Task details — Can you restate the records below word for word?
--*--
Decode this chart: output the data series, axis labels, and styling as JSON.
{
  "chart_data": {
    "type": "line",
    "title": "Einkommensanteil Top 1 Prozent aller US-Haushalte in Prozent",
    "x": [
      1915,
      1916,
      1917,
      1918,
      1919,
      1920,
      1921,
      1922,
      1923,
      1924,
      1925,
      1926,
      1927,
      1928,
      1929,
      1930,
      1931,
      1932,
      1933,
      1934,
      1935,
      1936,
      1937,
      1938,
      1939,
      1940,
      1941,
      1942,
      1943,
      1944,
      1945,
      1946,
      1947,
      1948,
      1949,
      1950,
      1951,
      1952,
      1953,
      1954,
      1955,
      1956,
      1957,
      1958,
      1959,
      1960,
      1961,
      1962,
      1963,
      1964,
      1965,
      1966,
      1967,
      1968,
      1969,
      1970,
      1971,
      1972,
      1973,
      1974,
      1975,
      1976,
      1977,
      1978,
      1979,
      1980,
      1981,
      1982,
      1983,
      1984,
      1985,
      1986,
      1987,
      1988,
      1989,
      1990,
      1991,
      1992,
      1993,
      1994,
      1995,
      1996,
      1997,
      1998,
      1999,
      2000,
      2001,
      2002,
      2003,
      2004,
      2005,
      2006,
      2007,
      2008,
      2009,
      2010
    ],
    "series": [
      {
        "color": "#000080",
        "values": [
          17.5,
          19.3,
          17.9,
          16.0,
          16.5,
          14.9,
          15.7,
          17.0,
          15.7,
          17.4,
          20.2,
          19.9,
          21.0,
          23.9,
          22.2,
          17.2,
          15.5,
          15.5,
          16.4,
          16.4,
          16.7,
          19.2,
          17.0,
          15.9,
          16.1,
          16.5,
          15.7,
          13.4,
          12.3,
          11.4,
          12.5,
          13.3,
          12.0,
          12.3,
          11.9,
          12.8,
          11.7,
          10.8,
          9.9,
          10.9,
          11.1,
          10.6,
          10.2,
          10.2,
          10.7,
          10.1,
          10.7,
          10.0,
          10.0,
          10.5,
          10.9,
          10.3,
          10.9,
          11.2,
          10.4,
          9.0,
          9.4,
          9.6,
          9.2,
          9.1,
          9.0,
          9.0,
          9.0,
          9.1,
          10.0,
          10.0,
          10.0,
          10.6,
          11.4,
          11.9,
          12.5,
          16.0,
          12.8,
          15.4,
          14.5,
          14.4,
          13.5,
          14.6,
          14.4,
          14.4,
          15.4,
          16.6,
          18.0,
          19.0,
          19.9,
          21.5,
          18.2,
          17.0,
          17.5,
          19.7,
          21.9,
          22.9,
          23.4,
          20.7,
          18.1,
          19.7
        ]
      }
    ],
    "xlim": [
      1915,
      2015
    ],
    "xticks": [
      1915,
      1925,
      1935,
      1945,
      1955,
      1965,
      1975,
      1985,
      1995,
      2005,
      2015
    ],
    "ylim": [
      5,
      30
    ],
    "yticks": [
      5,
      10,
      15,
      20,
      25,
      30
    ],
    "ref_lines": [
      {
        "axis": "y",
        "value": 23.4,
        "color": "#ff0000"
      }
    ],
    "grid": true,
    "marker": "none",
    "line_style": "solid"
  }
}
--*--
Response for this exercise —
Decode this chart: output the data series, axis labels, and styling as JSON.
{
  "chart_data": {
    "type": "line",
    "title": "Einkommensanteil Top 1 Prozent aller US-Haushalte in Prozent",
    "x": [
      1915,
      1916,
      1917,
      1918,
      1919,
      1920,
      1921,
      1922,
      1923,
      1924,
      1925,
      1926,
      1927,
      1928,
      1929,
      1930,
      1931,
      1932,
      1933,
      1934,
      1935,
      1936,
      1937,
      1938,
      1939,
      1940,
      1941,
      1942,
      1943,
      1944,
      1945,
      1946,
      1947,
      1948,
      1949,
      1950,
      1951,
      1952,
      1953,
      1954,
      1955,
      1956,
      1957,
      1958,
      1959,
      1960,
      1961,
      1962,
      1963,
      1964,
      1965,
      1966,
      1967,
      1968,
      1969,
      1970,
      1971,
      1972,
      1973,
      1974,
      1975,
      1976,
      1977,
      1978,
      1979,
      1980,
      1981,
      1982,
      1983,
      1984,
      1985,
      1986,
      1987,
      1988,
      1989,
      1990,
      1991,
      1992,
      1993,
      1994,
      1995,
      1996,
      1997,
      1998,
      1999,
      2000,
      2001,
      2002,
      2003,
      2004,
      2005,
      2006,
      2007,
      2008,
      2009,
      2010
    ],
    "series": [
      {
        "color": "#000080",
        "values": [
          17.5,
          19.3,
          17.9,
          16.0,
          16.5,
          14.9,
          15.7,
          17.0,
          15.7,
          17.4,
          20.2,
          19.9,
          21.0,
          23.9,
          22.2,
          17.2,
          15.5,
          15.5,
          16.4,
          16.4,
          16.7,
          19.2,
          17.0,
          15.9,
          16.1,
          16.5,
          15.7,
          13.4,
          12.3,
          11.4,
          12.5,
          13.3,
          12.0,
          12.3,
          11.9,
          12.8,
          11.7,
          10.8,
          9.9,
          10.9,
          11.1,
          10.6,
          10.2,
          10.2,
          10.7,
          10.1,
          10.7,
          10.0,
          10.0,
          10.5,
          10.9,
          10.3,
          10.9,
          11.2,
          10.4,
          9.0,
          9.4,
          9.6,
          9.2,
          9.1,
          9.0,
          9.0,
          9.0,
          9.1,
          10.0,
          10.0,
          10.0,
          10.6,
          11.4,
          11.9,
          12.5,
          16.0,
          12.8,
          15.4,
          14.5,
          14.4,
          13.5,
          14.6,
          14.4,
          14.4,
          15.4,
          16.6,
          18.0,
          19.0,
          19.9,
          21.5,
          18.2,
          17.0,
          17.5,
          19.7,
          21.9,
          22.9,
          23.4,
          20.7,
          18.1,
          19.7
        ]
      }
    ],
    "xlim": [
      1915,
      2015
    ],
    "xticks": [
      1915,
      1925,
      1935,
      1945,
      1955,
      1965,
      1975,
      1985,
      1995,
      2005,
      2015
    ],
    "ylim": [
      5,
      30
    ],
    "yticks": [
      5,
      10,
      15,
      20,
      25,
      30
    ],
    "ref_lines": [
      {
        "axis": "y",
        "value": 23.4,
        "color": "#ff0000"
      }
    ],
    "grid": true,
    "marker": "none",
    "line_style": "solid"
  }
}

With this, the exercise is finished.